* **Data**

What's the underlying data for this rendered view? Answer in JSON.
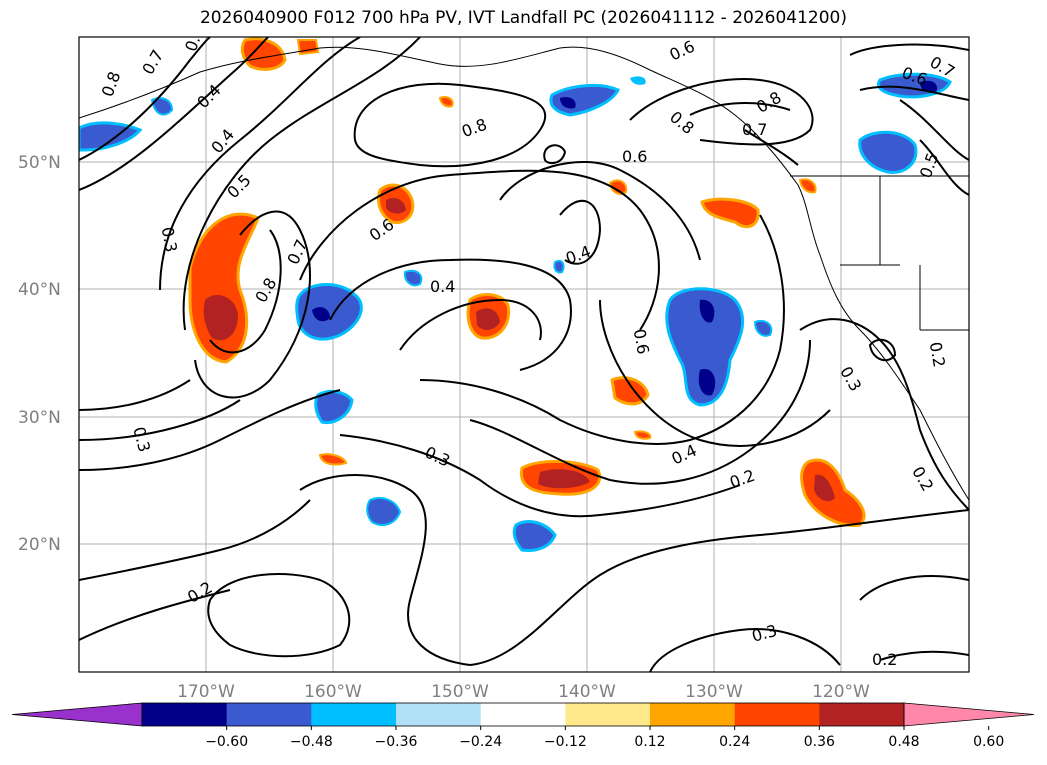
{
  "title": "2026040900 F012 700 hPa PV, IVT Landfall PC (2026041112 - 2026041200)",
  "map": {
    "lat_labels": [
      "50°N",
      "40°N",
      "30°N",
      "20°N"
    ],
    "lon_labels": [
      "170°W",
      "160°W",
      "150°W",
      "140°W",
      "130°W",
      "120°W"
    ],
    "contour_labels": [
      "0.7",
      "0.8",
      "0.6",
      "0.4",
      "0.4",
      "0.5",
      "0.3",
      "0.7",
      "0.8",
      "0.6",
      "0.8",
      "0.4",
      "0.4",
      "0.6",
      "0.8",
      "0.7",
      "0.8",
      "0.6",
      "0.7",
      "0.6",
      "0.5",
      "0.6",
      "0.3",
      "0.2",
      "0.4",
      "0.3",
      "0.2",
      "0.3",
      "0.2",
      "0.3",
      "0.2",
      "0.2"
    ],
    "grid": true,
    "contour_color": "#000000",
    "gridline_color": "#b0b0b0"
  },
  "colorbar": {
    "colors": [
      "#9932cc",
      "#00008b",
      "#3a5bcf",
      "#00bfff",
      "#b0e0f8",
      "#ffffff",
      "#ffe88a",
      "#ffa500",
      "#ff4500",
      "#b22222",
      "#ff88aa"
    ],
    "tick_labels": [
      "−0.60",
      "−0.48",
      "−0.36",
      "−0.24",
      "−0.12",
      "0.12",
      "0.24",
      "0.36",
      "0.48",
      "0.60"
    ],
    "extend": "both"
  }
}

* **Exercise goal**
All the records above need to be given again word for word. Skip the pictures.

* **Final result**
What's the underlying data for this rendered view? Answer in JSON.
{
  "title": "2026040900 F012 700 hPa PV, IVT Landfall PC (2026041112 - 2026041200)",
  "map": {
    "lat_labels": [
      "50°N",
      "40°N",
      "30°N",
      "20°N"
    ],
    "lon_labels": [
      "170°W",
      "160°W",
      "150°W",
      "140°W",
      "130°W",
      "120°W"
    ],
    "contour_labels": [
      "0.7",
      "0.8",
      "0.6",
      "0.4",
      "0.4",
      "0.5",
      "0.3",
      "0.7",
      "0.8",
      "0.6",
      "0.8",
      "0.4",
      "0.4",
      "0.6",
      "0.8",
      "0.7",
      "0.8",
      "0.6",
      "0.7",
      "0.6",
      "0.5",
      "0.6",
      "0.3",
      "0.2",
      "0.4",
      "0.3",
      "0.2",
      "0.3",
      "0.2",
      "0.3",
      "0.2",
      "0.2"
    ],
    "grid": true,
    "contour_color": "#000000",
    "gridline_color": "#b0b0b0"
  },
  "colorbar": {
    "colors": [
      "#9932cc",
      "#00008b",
      "#3a5bcf",
      "#00bfff",
      "#b0e0f8",
      "#ffffff",
      "#ffe88a",
      "#ffa500",
      "#ff4500",
      "#b22222",
      "#ff88aa"
    ],
    "tick_labels": [
      "−0.60",
      "−0.48",
      "−0.36",
      "−0.24",
      "−0.12",
      "0.12",
      "0.24",
      "0.36",
      "0.48",
      "0.60"
    ],
    "extend": "both"
  }
}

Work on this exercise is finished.